Set tasks:
- a) Render this sentence from the ARM code article in Spanish: "Useless, but I hope you'll find a way of adapting it, and it does demonstrate some more ARM code fundamentals."
- b) Write out everything in the ARM code article from "Part 2 of the" down to "has to make.", swapping "program" for "utility" wherever it occurs.

Source text:
::::

ARM code

Part 2 of the course — in which we meet SWIs

    This month`s example ('FProcess' on the cover disc) is a program which takes a text file and changes all the upper case letters into lower case.  Useless, but I hope you'll find a way of adapting it, and it does demonstrate some more ARM code fundamentals.  You'll notice that there's no BASIC equivalent this time; I hope the commented code will speak for itself.  For this reason, a printout of the program would be tremendously useful to annotate as you read this article.  Because of its relative complexity, Fig 1 shows the program flow and the various decisions the program has to make.

::::

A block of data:
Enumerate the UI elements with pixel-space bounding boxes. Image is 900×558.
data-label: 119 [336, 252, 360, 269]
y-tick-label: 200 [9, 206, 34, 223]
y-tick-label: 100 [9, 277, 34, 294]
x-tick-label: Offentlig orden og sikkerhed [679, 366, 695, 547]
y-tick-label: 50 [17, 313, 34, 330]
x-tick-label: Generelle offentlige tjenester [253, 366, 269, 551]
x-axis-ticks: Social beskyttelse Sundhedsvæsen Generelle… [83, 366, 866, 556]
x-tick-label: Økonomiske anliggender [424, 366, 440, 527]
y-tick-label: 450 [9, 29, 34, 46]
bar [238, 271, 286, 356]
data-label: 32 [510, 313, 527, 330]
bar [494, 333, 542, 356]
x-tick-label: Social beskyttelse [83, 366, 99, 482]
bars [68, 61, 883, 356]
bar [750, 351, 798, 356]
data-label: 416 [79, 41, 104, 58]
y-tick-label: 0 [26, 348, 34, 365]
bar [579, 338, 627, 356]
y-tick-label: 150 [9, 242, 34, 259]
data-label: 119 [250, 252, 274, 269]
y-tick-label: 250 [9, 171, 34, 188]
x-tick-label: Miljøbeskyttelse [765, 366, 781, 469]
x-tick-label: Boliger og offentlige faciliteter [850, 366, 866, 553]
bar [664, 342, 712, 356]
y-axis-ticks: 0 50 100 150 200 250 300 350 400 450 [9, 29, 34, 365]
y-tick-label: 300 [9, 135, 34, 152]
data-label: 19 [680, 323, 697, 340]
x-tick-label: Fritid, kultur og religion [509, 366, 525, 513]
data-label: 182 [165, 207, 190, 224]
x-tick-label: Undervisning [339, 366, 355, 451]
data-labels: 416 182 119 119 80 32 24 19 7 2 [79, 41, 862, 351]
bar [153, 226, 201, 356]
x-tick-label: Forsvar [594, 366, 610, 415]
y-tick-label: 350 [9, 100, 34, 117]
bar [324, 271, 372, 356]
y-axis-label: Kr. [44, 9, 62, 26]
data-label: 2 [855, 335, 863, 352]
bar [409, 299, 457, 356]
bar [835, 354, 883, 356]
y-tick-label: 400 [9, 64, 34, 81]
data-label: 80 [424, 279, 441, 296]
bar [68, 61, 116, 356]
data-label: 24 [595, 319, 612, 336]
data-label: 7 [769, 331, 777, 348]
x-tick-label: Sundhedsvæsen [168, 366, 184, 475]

::::

Per-task answers:
- a) Inútil, pero espero que encuentres una forma de adaptarlo, y sí demuestra algunos fundamentos más del código ARM.

- b)
Part 2 of the course — in which we meet SWIs

    This month`s example ('FProcess' on the cover disc) is a utility which takes a text file and changes all the upper case letters into lower case.  Useless, but I hope you'll find a way of adapting it, and it does demonstrate some more ARM code fundamentals.  You'll notice that there's no BASIC equivalent this time; I hope the commented code will speak for itself.  For this reason, a printout of the utility would be tremendously useful to annotate as you read this article.  Because of its relative complexity, Fig 1 shows the utility flow and the various decisions the utility has to make.